## DATA SHOWN
BEGIN
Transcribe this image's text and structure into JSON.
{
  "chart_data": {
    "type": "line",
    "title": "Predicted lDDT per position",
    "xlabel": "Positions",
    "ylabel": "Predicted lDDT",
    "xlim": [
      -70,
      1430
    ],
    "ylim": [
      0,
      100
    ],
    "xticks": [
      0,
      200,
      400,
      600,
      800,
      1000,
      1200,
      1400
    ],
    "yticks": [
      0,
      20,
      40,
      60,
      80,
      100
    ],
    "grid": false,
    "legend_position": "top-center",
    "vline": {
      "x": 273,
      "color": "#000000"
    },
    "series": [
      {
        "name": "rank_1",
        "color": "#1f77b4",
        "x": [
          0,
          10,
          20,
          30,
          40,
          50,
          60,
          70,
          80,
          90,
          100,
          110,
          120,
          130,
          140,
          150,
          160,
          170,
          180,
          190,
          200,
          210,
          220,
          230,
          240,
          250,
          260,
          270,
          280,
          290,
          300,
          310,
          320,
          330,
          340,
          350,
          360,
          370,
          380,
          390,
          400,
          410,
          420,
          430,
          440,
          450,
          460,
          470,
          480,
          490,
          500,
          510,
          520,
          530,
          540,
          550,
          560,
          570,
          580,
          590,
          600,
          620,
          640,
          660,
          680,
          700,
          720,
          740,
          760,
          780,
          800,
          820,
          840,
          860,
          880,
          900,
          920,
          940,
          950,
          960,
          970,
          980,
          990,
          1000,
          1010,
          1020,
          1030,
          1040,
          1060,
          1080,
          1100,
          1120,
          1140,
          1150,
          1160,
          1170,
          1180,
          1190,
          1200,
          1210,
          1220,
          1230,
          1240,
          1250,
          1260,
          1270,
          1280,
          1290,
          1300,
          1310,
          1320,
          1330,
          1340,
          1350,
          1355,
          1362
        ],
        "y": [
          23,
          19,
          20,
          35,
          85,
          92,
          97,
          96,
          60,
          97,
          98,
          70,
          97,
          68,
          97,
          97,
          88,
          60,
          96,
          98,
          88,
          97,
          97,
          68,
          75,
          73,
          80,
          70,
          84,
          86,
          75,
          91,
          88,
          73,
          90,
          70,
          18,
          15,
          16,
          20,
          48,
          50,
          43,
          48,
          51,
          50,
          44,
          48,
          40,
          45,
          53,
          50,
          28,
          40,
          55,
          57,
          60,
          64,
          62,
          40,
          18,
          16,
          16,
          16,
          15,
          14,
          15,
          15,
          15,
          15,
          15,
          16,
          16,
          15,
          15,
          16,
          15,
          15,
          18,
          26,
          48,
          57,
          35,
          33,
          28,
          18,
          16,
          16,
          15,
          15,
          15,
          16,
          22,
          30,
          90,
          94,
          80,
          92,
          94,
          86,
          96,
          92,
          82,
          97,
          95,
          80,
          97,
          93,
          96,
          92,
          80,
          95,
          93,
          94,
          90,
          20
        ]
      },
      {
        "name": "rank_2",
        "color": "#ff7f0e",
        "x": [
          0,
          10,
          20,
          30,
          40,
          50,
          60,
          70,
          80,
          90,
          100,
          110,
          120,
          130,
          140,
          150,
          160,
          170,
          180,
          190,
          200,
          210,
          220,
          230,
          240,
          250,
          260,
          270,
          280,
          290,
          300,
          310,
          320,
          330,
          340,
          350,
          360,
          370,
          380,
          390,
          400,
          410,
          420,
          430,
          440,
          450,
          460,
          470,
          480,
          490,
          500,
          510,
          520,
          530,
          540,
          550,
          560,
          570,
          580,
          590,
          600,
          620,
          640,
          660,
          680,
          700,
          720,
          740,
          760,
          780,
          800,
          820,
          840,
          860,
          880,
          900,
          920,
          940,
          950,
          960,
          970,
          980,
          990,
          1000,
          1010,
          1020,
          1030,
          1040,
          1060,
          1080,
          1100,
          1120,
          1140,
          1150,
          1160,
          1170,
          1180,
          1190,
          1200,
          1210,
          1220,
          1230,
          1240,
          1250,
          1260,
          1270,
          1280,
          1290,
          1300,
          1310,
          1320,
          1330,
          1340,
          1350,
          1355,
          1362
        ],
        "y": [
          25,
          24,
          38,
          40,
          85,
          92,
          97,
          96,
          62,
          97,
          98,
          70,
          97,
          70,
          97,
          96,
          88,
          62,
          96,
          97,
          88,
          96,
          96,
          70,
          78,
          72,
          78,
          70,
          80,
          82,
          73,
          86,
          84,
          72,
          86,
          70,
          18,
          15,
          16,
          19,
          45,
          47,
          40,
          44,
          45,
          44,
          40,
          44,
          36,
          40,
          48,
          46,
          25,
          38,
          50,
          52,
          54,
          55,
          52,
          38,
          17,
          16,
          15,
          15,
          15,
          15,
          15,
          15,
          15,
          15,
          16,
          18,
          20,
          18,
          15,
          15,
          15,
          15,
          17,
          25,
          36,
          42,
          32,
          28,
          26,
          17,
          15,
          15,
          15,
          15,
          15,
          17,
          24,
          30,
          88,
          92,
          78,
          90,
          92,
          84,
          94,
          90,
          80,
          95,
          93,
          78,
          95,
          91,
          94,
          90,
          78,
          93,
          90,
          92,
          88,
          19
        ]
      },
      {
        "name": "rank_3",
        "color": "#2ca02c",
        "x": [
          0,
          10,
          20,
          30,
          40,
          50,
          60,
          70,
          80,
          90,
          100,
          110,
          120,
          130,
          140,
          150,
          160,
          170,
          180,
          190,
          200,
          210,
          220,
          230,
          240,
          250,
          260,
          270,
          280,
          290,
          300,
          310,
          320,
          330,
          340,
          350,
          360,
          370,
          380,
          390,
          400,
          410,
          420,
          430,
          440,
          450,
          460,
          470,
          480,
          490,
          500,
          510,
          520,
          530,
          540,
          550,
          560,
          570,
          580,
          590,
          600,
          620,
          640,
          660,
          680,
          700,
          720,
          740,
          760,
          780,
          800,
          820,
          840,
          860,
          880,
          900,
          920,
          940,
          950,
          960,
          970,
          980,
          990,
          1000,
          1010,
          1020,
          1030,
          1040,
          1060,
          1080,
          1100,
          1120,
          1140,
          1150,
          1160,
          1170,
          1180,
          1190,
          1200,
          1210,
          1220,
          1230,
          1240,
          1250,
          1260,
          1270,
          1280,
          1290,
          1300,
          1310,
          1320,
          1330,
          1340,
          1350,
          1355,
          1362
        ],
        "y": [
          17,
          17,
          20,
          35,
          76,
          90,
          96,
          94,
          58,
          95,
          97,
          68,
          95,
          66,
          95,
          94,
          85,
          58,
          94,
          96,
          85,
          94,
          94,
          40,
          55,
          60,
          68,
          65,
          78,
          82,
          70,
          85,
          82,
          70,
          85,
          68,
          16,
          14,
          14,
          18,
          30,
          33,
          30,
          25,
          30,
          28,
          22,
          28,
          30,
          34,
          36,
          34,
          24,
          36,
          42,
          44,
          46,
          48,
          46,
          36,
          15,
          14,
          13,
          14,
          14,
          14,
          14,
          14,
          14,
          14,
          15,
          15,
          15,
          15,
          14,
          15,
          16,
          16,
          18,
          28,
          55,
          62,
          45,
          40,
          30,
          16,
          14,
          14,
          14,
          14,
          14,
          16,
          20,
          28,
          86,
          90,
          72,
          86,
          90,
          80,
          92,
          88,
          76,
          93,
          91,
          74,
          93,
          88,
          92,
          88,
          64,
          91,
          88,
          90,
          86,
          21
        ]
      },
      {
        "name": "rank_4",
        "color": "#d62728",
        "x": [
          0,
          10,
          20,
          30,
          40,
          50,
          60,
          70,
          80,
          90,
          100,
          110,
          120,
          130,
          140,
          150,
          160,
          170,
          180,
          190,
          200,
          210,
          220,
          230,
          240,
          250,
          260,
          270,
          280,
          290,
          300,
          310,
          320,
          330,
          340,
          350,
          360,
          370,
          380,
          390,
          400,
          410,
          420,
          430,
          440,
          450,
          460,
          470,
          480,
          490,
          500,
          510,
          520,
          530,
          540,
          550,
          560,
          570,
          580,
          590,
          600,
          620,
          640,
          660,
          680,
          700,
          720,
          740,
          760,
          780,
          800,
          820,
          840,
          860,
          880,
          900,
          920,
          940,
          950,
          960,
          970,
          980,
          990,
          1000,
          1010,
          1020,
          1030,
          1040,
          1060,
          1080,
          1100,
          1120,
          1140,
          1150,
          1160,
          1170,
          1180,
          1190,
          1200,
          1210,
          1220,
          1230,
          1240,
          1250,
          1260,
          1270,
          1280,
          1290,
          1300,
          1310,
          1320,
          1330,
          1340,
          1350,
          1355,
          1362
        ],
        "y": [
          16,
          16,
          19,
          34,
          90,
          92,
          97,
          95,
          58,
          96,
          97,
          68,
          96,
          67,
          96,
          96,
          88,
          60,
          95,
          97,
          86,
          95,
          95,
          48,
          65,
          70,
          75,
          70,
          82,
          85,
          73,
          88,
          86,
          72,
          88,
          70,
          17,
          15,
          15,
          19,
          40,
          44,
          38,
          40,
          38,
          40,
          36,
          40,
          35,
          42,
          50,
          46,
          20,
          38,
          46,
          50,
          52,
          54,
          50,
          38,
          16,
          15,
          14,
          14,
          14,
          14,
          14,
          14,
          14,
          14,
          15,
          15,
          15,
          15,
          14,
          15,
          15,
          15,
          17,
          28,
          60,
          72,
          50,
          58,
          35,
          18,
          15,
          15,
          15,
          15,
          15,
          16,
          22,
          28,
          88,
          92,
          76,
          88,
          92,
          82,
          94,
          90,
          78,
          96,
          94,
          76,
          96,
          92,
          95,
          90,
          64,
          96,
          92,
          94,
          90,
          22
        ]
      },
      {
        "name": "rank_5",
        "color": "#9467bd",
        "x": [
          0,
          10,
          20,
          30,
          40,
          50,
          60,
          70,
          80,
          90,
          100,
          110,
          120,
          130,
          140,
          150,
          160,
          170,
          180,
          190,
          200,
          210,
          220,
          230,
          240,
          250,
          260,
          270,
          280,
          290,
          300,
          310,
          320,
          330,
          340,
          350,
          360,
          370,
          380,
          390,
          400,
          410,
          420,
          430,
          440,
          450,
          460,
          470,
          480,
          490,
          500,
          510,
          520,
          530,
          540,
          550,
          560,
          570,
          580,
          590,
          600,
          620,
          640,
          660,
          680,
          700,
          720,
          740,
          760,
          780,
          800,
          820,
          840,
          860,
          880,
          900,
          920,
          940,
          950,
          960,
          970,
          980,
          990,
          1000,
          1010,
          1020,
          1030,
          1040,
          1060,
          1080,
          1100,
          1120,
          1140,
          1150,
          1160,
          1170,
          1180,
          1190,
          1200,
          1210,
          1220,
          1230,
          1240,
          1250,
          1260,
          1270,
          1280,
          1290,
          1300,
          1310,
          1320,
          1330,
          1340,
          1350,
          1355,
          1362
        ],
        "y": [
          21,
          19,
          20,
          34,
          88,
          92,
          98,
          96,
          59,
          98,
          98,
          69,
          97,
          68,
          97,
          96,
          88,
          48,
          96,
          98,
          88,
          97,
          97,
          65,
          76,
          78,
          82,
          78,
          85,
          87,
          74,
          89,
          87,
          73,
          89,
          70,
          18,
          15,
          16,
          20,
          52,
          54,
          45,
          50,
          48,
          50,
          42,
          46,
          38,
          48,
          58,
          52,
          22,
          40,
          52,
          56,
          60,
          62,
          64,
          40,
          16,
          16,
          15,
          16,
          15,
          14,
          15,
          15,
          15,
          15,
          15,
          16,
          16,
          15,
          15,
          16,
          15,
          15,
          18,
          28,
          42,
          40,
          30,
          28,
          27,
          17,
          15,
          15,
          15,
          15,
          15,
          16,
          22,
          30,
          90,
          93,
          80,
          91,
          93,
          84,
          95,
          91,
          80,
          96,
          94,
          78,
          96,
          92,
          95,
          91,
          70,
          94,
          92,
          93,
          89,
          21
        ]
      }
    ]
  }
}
END
## SET PROBLEM
Find each line that has the word "Predicted", then copy it out.

## SOLUTION TO THIS TASK
    "title": "Predicted lDDT per position",
    "ylabel": "Predicted lDDT",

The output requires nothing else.